#### Dataset records

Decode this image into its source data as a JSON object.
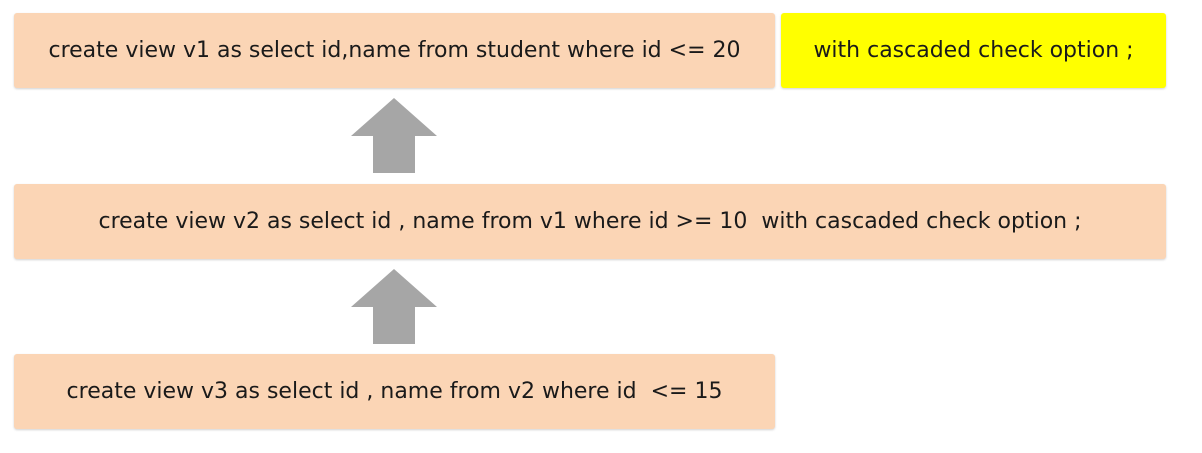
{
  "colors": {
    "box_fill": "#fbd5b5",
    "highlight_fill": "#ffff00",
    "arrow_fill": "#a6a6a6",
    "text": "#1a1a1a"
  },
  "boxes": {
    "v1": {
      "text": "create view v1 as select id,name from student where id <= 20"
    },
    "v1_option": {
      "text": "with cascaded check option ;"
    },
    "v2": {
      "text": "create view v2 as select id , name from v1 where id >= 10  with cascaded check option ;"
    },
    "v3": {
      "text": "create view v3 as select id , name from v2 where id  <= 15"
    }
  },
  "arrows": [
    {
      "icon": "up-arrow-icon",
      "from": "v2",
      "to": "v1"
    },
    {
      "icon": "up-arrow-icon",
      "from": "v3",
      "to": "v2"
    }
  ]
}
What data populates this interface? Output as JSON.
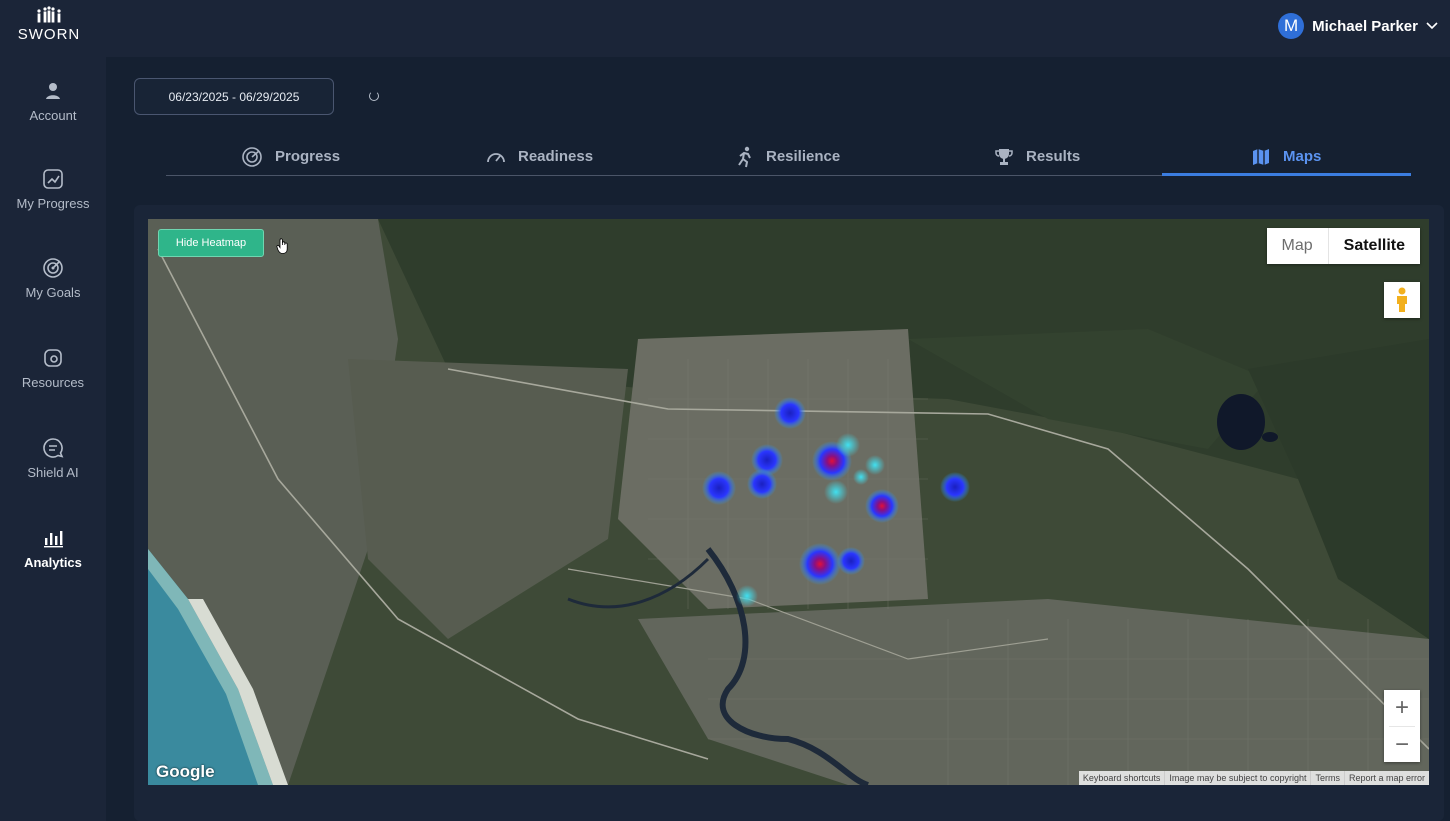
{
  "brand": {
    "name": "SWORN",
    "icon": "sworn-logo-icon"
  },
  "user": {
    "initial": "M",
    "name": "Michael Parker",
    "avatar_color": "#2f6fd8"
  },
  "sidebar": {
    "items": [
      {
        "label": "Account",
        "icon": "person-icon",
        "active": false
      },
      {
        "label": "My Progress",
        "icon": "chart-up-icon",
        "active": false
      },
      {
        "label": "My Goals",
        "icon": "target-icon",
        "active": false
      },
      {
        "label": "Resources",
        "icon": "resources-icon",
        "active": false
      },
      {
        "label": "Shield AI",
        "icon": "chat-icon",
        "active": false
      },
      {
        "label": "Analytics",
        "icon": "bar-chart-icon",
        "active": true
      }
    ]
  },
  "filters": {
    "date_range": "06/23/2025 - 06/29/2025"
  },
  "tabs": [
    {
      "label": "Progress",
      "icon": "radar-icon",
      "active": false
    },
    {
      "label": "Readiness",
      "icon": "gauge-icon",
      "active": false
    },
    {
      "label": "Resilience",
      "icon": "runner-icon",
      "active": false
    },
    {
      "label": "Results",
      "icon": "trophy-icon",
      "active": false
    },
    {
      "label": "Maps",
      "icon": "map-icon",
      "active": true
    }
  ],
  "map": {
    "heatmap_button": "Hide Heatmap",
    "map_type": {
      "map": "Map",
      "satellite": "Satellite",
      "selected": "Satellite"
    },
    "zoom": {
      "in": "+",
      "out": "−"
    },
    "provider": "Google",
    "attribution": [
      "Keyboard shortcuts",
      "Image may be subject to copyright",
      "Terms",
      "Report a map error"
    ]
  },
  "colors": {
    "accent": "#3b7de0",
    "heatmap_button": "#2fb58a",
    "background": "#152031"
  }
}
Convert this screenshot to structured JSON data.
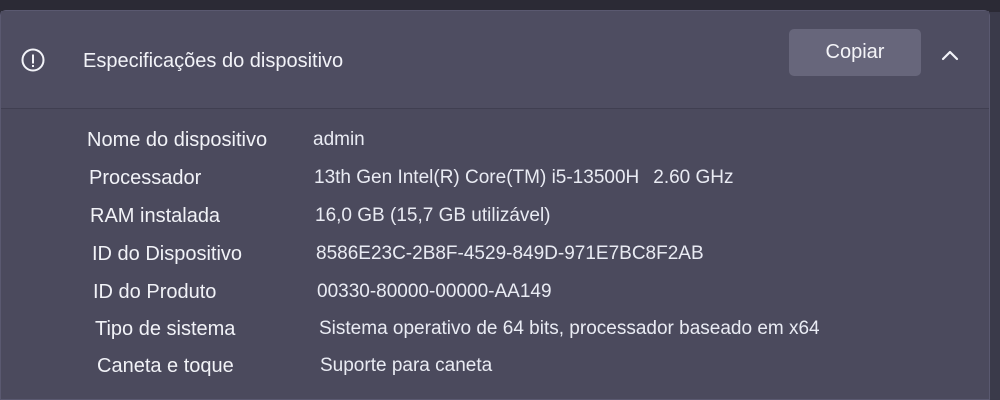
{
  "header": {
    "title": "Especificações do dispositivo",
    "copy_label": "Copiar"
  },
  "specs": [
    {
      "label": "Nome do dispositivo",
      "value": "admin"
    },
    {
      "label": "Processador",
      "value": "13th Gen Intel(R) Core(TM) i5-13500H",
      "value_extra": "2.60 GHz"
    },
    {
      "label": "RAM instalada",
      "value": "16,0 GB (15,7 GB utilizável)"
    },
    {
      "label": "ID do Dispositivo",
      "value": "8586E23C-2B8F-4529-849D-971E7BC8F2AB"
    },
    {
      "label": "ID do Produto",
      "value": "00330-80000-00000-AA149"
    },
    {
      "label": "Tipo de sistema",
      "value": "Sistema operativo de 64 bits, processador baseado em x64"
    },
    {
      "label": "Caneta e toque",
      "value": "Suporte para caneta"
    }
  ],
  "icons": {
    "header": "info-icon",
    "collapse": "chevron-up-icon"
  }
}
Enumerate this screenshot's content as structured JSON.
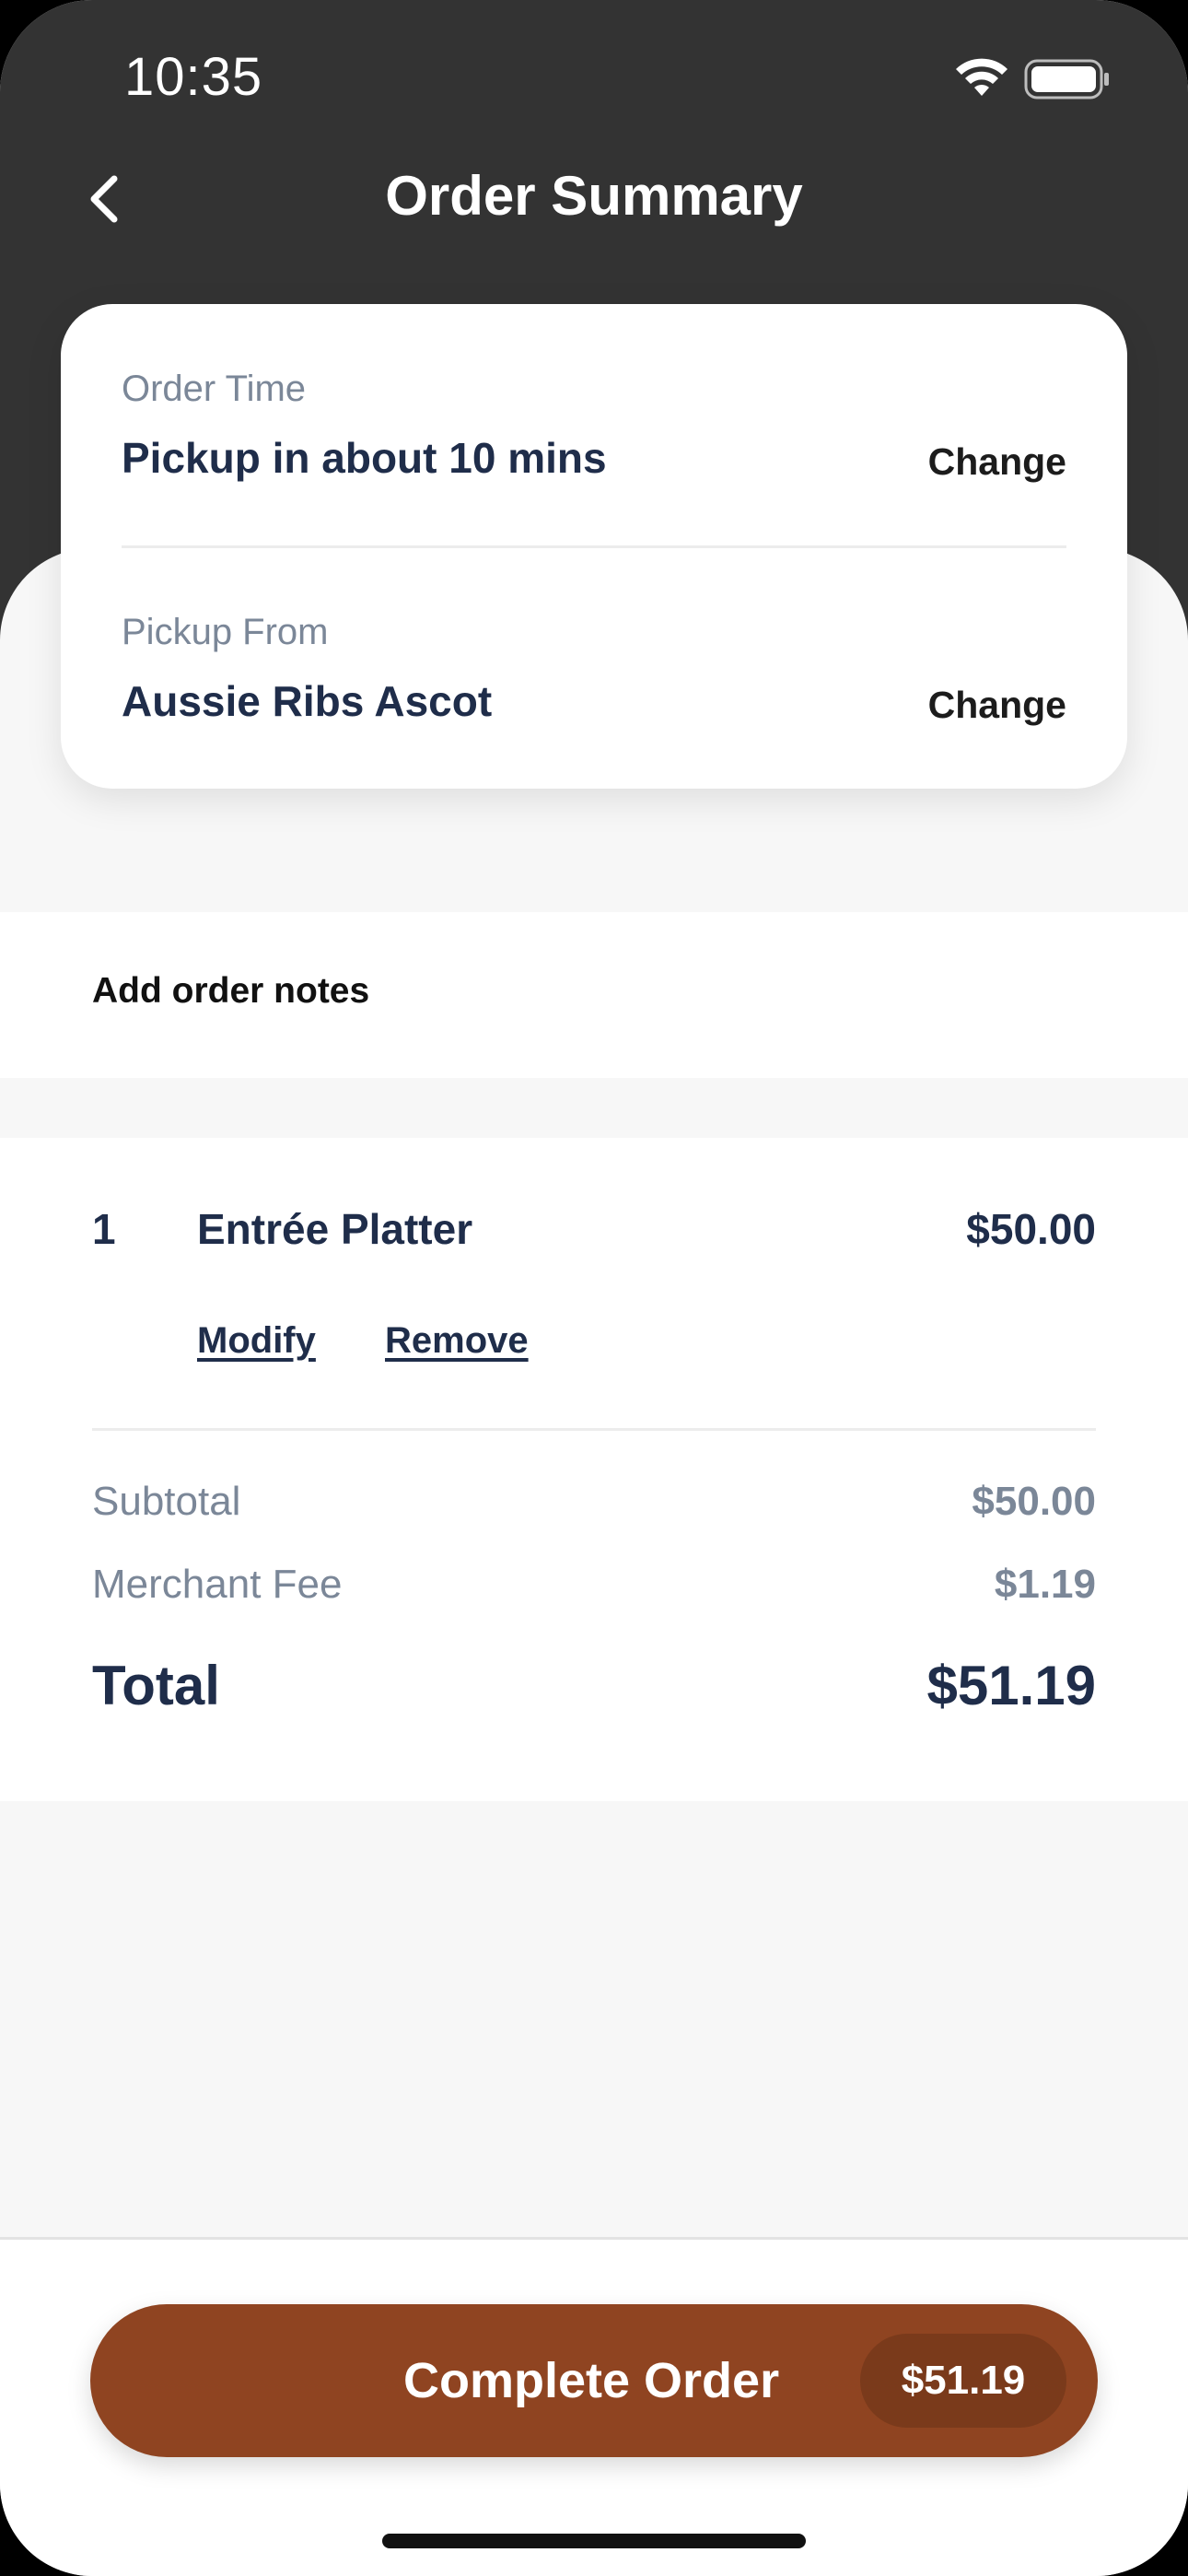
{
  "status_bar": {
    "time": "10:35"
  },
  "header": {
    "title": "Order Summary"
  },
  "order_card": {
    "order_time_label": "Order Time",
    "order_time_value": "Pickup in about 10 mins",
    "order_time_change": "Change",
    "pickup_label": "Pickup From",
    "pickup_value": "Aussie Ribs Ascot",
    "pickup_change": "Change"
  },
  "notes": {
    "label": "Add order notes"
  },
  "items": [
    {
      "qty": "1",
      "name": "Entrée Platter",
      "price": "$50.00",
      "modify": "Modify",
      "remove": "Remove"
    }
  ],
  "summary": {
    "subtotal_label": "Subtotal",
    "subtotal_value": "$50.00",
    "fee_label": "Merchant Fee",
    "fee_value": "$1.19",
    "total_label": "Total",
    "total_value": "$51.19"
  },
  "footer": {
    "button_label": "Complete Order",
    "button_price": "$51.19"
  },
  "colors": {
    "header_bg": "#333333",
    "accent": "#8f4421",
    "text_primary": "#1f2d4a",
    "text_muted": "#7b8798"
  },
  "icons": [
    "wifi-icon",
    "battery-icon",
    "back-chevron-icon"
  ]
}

########

* [Task details]
Give nothing but the number of lines containing the string "chevron".

* [Solution to this task]
2